■ EXERCISE TASK 1:
Retype everything in the TOML critique from "TOML is a bad" down to "to really suck.", with both of those phrases included.

■ SELECTION:
■ ■ ■ ■ ■

What is wrong with TOML?

# This is a TOML document.

title = "TOML Example"

name = "Tom Preston-Werner"
dob = 1979-05-27T07:32:00-08:00 # First class dates

TOML is a configuration designed as a sort of "improved" INI file. It's analogous to this project - StrictYAML, a similar attempt to fix YAML's flaws:

# All about the character
name: Ford Prefect
age: 42
- Towel

I'm not going to argue here that TOML is the worst file format out there - if you use it infrequently on small and simple files it does its job fine.

It's a warning though: as you scale up its usage, many bad warts start to appear.

Martin Vejnár, the author of PyTOML argued exactly this. He initially built a TOML parser out of enthusiasm for this new format but later abandoned it. When asked if he would like to see his library used as a dependency for pip as part of PEP-518, he said no - and explained why he abandoned the project:

TOML is a bad file format. It looks good at first glance, and for really really trivial things it is probably good. But once I started using it and the configuration schema became more complex, I found the syntax ugly and hard to read.

Despite this, PyPA still went ahead and used TOML for PEP-518. Fortunately pyproject.toml is fairly trivial and appears just once per project so the problems he alludes to aren't that pronounced.

StrictYAML, by contrast, was designed to be a language to write readable 'story' tests where there will be many files per project with more complex hierarchies, a use case where TOML starts to really suck.

So what specifically is wrong with TOML when you scale it up?

1. It's very verbose. It's not DRY. It's syntactically noisy.

In this example of a StrictYAML story and its equivalent serialized TOML the latter ends up spending 50% more characters to represent the exact same data.

This is largely due to the design decision to have the full name of every key being associated with every value which is not DRY.

It is also partly due to the large numbers of syntactic cruft - quotation marks and square brackets dominate TOML documents whereas in the StrictYAML example they are absent.

Shortening program lengths (and DRYing code), all other things being equal, reduces the number of bugs significantly because maintenance becomes easier and deriving intent from the code becomes clearer. What goes for Turing-complete code also applies to configuration code.

2. TOML's hierarchies are difficult to infer from syntax alone

Mapping hierarchy in TOML is determined by dots. This is simple enough for parsers to read and understand but this alone makes it difficult to perceive the relationships between data.

This has been recognized by many TOML writers who have adopted a method that will be quite familiar to a lot of programmers - indentation that the parser ignores:

Non-meaningful indentation

This parallels the way indentation is added in lots of programming languages that have syntactic markers like brackets - e.g. JSON, Javascript or Java are all commonly rendered with non-parsed indentation to make it easier for humans to understand them.

But not Python.

■ ■ ■ ■ ■

(Rows from a layout dataset)
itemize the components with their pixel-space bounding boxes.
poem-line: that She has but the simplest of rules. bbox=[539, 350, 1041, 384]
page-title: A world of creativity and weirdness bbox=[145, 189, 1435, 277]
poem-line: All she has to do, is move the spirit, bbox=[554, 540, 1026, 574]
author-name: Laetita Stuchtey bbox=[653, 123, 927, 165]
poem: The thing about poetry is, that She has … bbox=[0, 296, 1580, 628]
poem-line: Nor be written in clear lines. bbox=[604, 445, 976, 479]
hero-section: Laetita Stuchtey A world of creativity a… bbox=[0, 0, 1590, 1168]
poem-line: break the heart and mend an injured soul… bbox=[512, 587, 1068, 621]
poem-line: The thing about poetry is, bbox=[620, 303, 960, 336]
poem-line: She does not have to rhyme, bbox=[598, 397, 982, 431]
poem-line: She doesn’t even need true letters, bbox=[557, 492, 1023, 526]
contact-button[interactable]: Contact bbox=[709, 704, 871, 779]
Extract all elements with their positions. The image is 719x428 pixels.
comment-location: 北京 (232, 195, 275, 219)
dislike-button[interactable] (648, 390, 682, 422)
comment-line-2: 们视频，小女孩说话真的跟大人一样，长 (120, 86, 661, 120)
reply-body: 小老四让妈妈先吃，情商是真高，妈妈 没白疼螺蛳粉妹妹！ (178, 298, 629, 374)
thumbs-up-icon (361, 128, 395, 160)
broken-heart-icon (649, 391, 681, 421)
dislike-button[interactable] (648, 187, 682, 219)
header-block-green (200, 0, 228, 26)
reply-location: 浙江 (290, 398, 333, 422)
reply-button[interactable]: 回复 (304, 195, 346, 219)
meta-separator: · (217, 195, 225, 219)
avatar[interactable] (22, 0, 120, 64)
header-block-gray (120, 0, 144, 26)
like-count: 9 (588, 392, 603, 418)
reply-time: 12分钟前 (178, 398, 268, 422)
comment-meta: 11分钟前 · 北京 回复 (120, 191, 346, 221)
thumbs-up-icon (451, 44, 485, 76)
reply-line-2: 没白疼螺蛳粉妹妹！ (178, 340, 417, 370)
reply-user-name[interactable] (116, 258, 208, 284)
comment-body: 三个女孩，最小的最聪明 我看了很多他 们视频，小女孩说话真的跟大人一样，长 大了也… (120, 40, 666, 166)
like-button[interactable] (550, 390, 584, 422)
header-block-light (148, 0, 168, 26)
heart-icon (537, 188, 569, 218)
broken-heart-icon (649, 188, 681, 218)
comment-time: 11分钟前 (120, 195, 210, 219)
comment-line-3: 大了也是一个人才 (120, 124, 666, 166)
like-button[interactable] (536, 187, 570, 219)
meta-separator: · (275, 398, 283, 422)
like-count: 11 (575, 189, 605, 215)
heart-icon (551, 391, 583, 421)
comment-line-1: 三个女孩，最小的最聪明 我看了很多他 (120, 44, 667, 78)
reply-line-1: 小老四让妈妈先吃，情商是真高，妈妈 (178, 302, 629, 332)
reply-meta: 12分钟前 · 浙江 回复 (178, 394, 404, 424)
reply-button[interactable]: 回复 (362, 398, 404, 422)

■ ■ ■ ■ ■

■ EXERCISE TASK 2:
Echo everything in the records from their first line down to and including the line that contains "poem-line: Nor be".

■ EXERCISE ANSWER 1:
TOML is a bad file format. It looks good at first glance, and for really really trivial things it is probably good. But once I started using it and the configuration schema became more complex, I found the syntax ugly and hard to read.

Despite this, PyPA still went ahead and used TOML for PEP-518. Fortunately pyproject.toml is fairly trivial and appears just once per project so the problems he alludes to aren't that pronounced.

StrictYAML, by contrast, was designed to be a language to write readable 'story' tests where there will be many files per project with more complex hierarchies, a use case where TOML starts to really suck.

■ EXERCISE ANSWER 2:
itemize the components with their pixel-space bounding boxes.
poem-line: that She has but the simplest of rules. bbox=[539, 350, 1041, 384]
page-title: A world of creativity and weirdness bbox=[145, 189, 1435, 277]
poem-line: All she has to do, is move the spirit, bbox=[554, 540, 1026, 574]
author-name: Laetita Stuchtey bbox=[653, 123, 927, 165]
poem: The thing about poetry is, that She has … bbox=[0, 296, 1580, 628]
poem-line: Nor be written in clear lines. bbox=[604, 445, 976, 479]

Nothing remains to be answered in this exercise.